**Aim of the task**
Word for word, give the material below again, minus any images.

**Working data**
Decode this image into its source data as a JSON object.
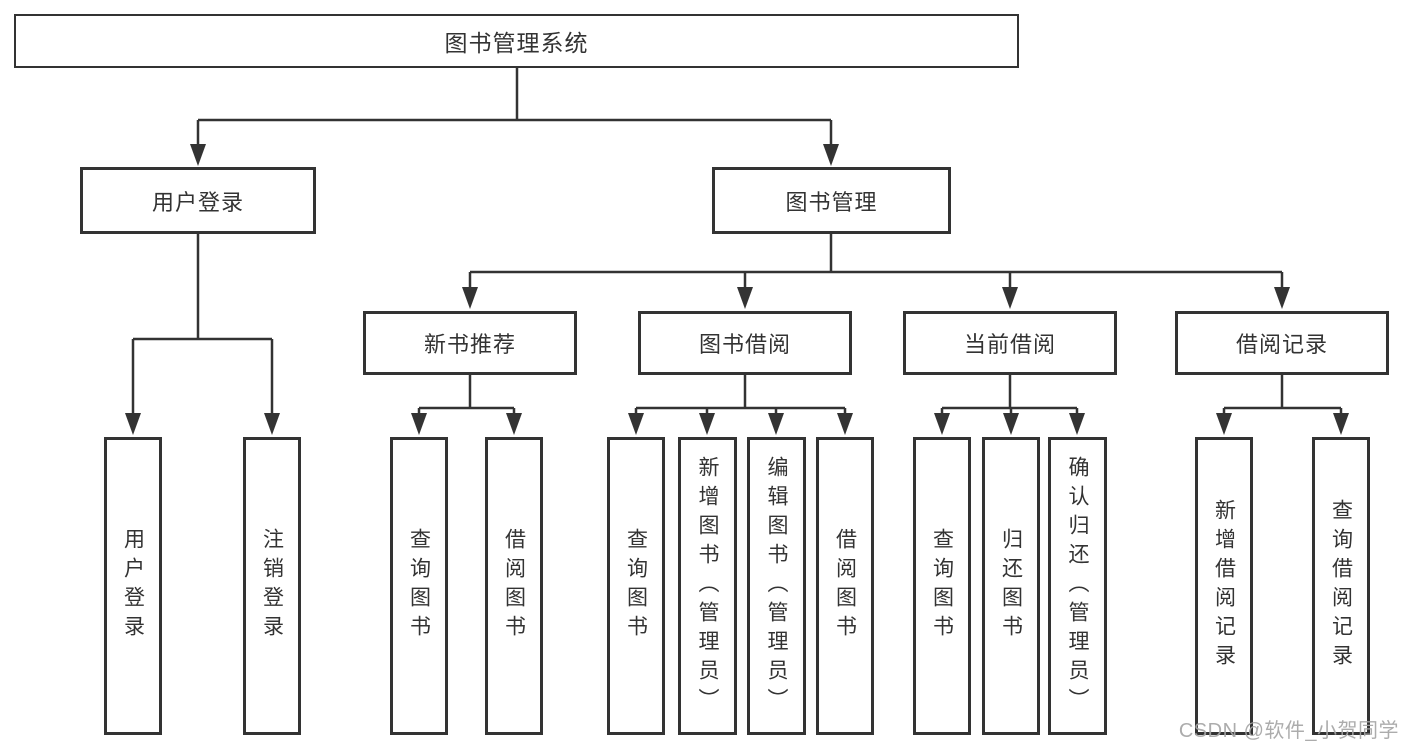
{
  "tree": {
    "label": "图书管理系统",
    "children": [
      {
        "label": "用户登录",
        "children": [
          {
            "label": "用户登录"
          },
          {
            "label": "注销登录"
          }
        ]
      },
      {
        "label": "图书管理",
        "children": [
          {
            "label": "新书推荐",
            "children": [
              {
                "label": "查询图书"
              },
              {
                "label": "借阅图书"
              }
            ]
          },
          {
            "label": "图书借阅",
            "children": [
              {
                "label": "查询图书"
              },
              {
                "label": "新增图书（管理员）"
              },
              {
                "label": "编辑图书（管理员）"
              },
              {
                "label": "借阅图书"
              }
            ]
          },
          {
            "label": "当前借阅",
            "children": [
              {
                "label": "查询图书"
              },
              {
                "label": "归还图书"
              },
              {
                "label": "确认归还（管理员）"
              }
            ]
          },
          {
            "label": "借阅记录",
            "children": [
              {
                "label": "新增借阅记录"
              },
              {
                "label": "查询借阅记录"
              }
            ]
          }
        ]
      }
    ]
  },
  "watermark": {
    "text": "CSDN @软件_小贺同学"
  },
  "colors": {
    "line": "#333333",
    "text": "#333333",
    "watermark": "#a6a6a6",
    "background": "#ffffff"
  }
}
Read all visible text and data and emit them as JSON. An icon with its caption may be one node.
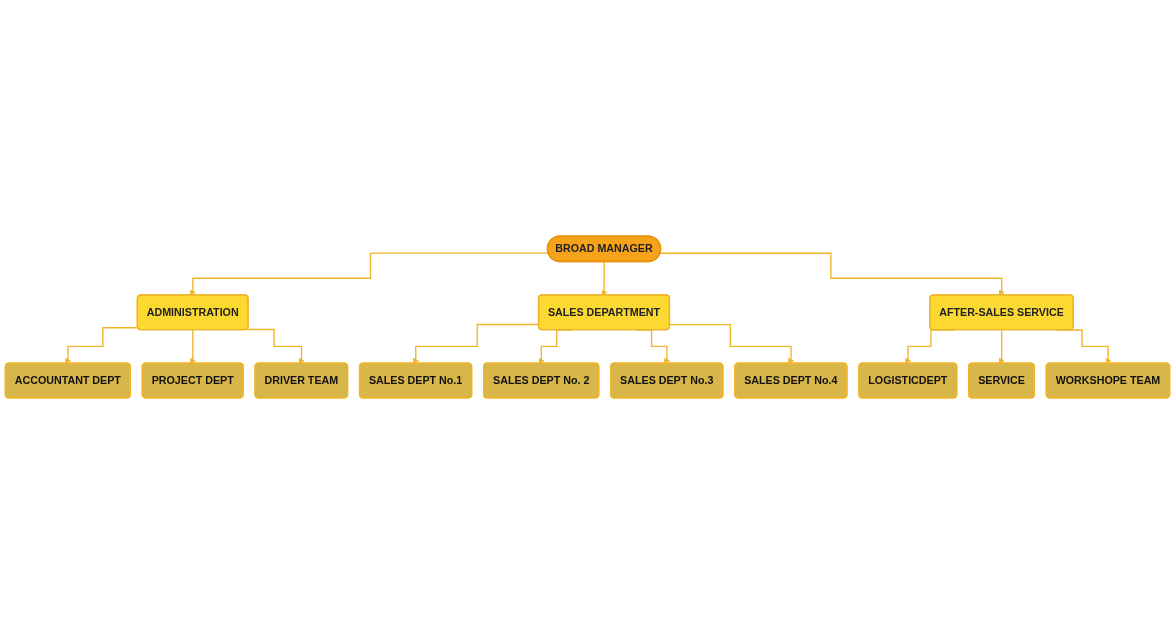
{
  "diagram": {
    "nodes": [
      {
        "text": [
          "BROAD MANAGER"
        ]
      },
      {
        "text": [
          "ADMINISTRATION"
        ]
      },
      {
        "text": [
          "SALES DEPARTMENT"
        ]
      },
      {
        "text": [
          "AFTER-SALES SERVICE"
        ]
      },
      {
        "text": [
          "ACCOUNTANT DEPT"
        ]
      },
      {
        "text": [
          "PROJECT DEPT"
        ]
      },
      {
        "text": [
          "DRIVER TEAM"
        ]
      },
      {
        "text": [
          "SALES DEPT No.1"
        ]
      },
      {
        "text": [
          "SALES DEPT No. 2"
        ]
      },
      {
        "text": [
          "SALES DEPT No.3"
        ]
      },
      {
        "text": [
          "SALES DEPT No.4"
        ]
      },
      {
        "text": [
          "LOGISTICDEPT"
        ]
      },
      {
        "text": [
          "SERVICE"
        ]
      },
      {
        "text": [
          "WORKSHOPE TEAM"
        ]
      }
    ],
    "edges": [
      {
        "from": 0,
        "to": 1,
        "arrow": "to"
      },
      {
        "from": 0,
        "to": 2,
        "arrow": "to"
      },
      {
        "from": 0,
        "to": 3,
        "arrow": "to"
      },
      {
        "from": 1,
        "to": 4,
        "arrow": "to"
      },
      {
        "from": 1,
        "to": 5,
        "arrow": "to"
      },
      {
        "from": 1,
        "to": 6,
        "arrow": "to"
      },
      {
        "from": 2,
        "to": 7,
        "arrow": "to"
      },
      {
        "from": 2,
        "to": 8,
        "arrow": "to"
      },
      {
        "from": 2,
        "to": 9,
        "arrow": "to"
      },
      {
        "from": 2,
        "to": 10,
        "arrow": "to"
      },
      {
        "from": 3,
        "to": 11,
        "arrow": "to"
      },
      {
        "from": 3,
        "to": 12,
        "arrow": "to"
      },
      {
        "from": 3,
        "to": 13,
        "arrow": "to"
      }
    ]
  }
}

**Correct output**
Decode this image into its source data as a JSON object.
{
  "tree": {
    "label": "图书管理系统",
    "children": [
      {
        "label": "用户登录",
        "children": [
          {
            "label": "用户登录"
          },
          {
            "label": "注销登录"
          }
        ]
      },
      {
        "label": "图书管理",
        "children": [
          {
            "label": "新书推荐",
            "children": [
              {
                "label": "查询图书"
              },
              {
                "label": "借阅图书"
              }
            ]
          },
          {
            "label": "图书借阅",
            "children": [
              {
                "label": "查询图书"
              },
              {
                "label": "新增图书（管理员）"
              },
              {
                "label": "编辑图书（管理员）"
              },
              {
                "label": "借阅图书"
              }
            ]
          },
          {
            "label": "当前借阅",
            "children": [
              {
                "label": "查询图书"
              },
              {
                "label": "归还图书"
              },
              {
                "label": "确认归还（管理员）"
              }
            ]
          },
          {
            "label": "借阅记录",
            "children": [
              {
                "label": "新增借阅记录"
              },
              {
                "label": "查询借阅记录"
              }
            ]
          }
        ]
      }
    ]
  },
  "watermark": {
    "text": "CSDN @软件_小贺同学"
  },
  "colors": {
    "line": "#333333",
    "text": "#333333",
    "watermark": "#a6a6a6",
    "background": "#ffffff"
  }
}
Read all visible text and data and emit them as JSON. An icon with its caption may be one node.
{
  "diagram": {
    "nodes": [
      {
        "text": [
          "BROAD MANAGER"
        ]
      },
      {
        "text": [
          "ADMINISTRATION"
        ]
      },
      {
        "text": [
          "SALES DEPARTMENT"
        ]
      },
      {
        "text": [
          "AFTER-SALES SERVICE"
        ]
      },
      {
        "text": [
          "ACCOUNTANT DEPT"
        ]
      },
      {
        "text": [
          "PROJECT DEPT"
        ]
      },
      {
        "text": [
          "DRIVER TEAM"
        ]
      },
      {
        "text": [
          "SALES DEPT No.1"
        ]
      },
      {
        "text": [
          "SALES DEPT No. 2"
        ]
      },
      {
        "text": [
          "SALES DEPT No.3"
        ]
      },
      {
        "text": [
          "SALES DEPT No.4"
        ]
      },
      {
        "text": [
          "LOGISTICDEPT"
        ]
      },
      {
        "text": [
          "SERVICE"
        ]
      },
      {
        "text": [
          "WORKSHOPE TEAM"
        ]
      }
    ],
    "edges": [
      {
        "from": 0,
        "to": 1,
        "arrow": "to"
      },
      {
        "from": 0,
        "to": 2,
        "arrow": "to"
      },
      {
        "from": 0,
        "to": 3,
        "arrow": "to"
      },
      {
        "from": 1,
        "to": 4,
        "arrow": "to"
      },
      {
        "from": 1,
        "to": 5,
        "arrow": "to"
      },
      {
        "from": 1,
        "to": 6,
        "arrow": "to"
      },
      {
        "from": 2,
        "to": 7,
        "arrow": "to"
      },
      {
        "from": 2,
        "to": 8,
        "arrow": "to"
      },
      {
        "from": 2,
        "to": 9,
        "arrow": "to"
      },
      {
        "from": 2,
        "to": 10,
        "arrow": "to"
      },
      {
        "from": 3,
        "to": 11,
        "arrow": "to"
      },
      {
        "from": 3,
        "to": 12,
        "arrow": "to"
      },
      {
        "from": 3,
        "to": 13,
        "arrow": "to"
      }
    ]
  }
}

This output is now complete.